Dataset items
- - -

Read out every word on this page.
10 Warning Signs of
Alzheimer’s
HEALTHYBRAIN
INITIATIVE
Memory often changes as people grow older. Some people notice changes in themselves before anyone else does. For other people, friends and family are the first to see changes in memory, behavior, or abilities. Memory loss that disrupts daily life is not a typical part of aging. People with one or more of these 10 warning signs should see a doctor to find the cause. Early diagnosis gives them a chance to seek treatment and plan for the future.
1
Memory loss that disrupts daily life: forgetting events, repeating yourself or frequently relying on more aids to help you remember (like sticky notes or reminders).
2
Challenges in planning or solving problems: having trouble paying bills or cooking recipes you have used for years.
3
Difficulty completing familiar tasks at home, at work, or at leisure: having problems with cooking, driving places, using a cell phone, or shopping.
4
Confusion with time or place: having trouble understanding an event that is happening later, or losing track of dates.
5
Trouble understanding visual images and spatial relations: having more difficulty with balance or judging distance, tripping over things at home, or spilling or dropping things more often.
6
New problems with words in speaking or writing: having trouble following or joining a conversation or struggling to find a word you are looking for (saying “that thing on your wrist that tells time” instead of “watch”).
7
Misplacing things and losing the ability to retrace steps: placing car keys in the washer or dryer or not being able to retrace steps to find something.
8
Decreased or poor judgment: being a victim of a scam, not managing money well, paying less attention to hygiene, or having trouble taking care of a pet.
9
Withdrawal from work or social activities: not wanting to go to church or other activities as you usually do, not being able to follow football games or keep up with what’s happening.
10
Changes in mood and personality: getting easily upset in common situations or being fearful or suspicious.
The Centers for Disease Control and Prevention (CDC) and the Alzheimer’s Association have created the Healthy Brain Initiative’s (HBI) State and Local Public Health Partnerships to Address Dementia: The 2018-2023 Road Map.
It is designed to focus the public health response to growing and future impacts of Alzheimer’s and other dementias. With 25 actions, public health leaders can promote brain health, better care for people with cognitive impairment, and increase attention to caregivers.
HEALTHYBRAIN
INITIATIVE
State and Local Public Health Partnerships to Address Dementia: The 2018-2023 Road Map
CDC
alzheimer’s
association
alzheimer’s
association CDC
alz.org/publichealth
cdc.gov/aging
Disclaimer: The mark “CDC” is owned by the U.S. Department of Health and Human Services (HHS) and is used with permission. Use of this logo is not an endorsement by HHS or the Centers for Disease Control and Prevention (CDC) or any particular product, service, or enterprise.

- - -

» **Given exercise**: Repeat every record, keeping each word and mark exactly as it is.

» **Right answer**:
Read out every word on this page.
10 Warning Signs of
Alzheimer’s
HEALTHYBRAIN
INITIATIVE
Memory often changes as people grow older. Some people notice changes in themselves before anyone else does. For other people, friends and family are the first to see changes in memory, behavior, or abilities. Memory loss that disrupts daily life is not a typical part of aging. People with one or more of these 10 warning signs should see a doctor to find the cause. Early diagnosis gives them a chance to seek treatment and plan for the future.
1
Memory loss that disrupts daily life: forgetting events, repeating yourself or frequently relying on more aids to help you remember (like sticky notes or reminders).
2
Challenges in planning or solving problems: having trouble paying bills or cooking recipes you have used for years.
3
Difficulty completing familiar tasks at home, at work, or at leisure: having problems with cooking, driving places, using a cell phone, or shopping.
4
Confusion with time or place: having trouble understanding an event that is happening later, or losing track of dates.
5
Trouble understanding visual images and spatial relations: having more difficulty with balance or judging distance, tripping over things at home, or spilling or dropping things more often.
6
New problems with words in speaking or writing: having trouble following or joining a conversation or struggling to find a word you are looking for (saying “that thing on your wrist that tells time” instead of “watch”).
7
Misplacing things and losing the ability to retrace steps: placing car keys in the washer or dryer or not being able to retrace steps to find something.
8
Decreased or poor judgment: being a victim of a scam, not managing money well, paying less attention to hygiene, or having trouble taking care of a pet.
9
Withdrawal from work or social activities: not wanting to go to church or other activities as you usually do, not being able to follow football games or keep up with what’s happening.
10
Changes in mood and personality: getting easily upset in common situations or being fearful or suspicious.
The Centers for Disease Control and Prevention (CDC) and the Alzheimer’s Association have created the Healthy Brain Initiative’s (HBI) State and Local Public Health Partnerships to Address Dementia: The 2018-2023 Road Map.
It is designed to focus the public health response to growing and future impacts of Alzheimer’s and other dementias. With 25 actions, public health leaders can promote brain health, better care for people with cognitive impairment, and increase attention to caregivers.
HEALTHYBRAIN
INITIATIVE
State and Local Public Health Partnerships to Address Dementia: The 2018-2023 Road Map
CDC
alzheimer’s
association
alzheimer’s
association CDC
alz.org/publichealth
cdc.gov/aging
Disclaimer: The mark “CDC” is owned by the U.S. Department of Health and Human Services (HHS) and is used with permission. Use of this logo is not an endorsement by HHS or the Centers for Disease Control and Prevention (CDC) or any particular product, service, or enterprise.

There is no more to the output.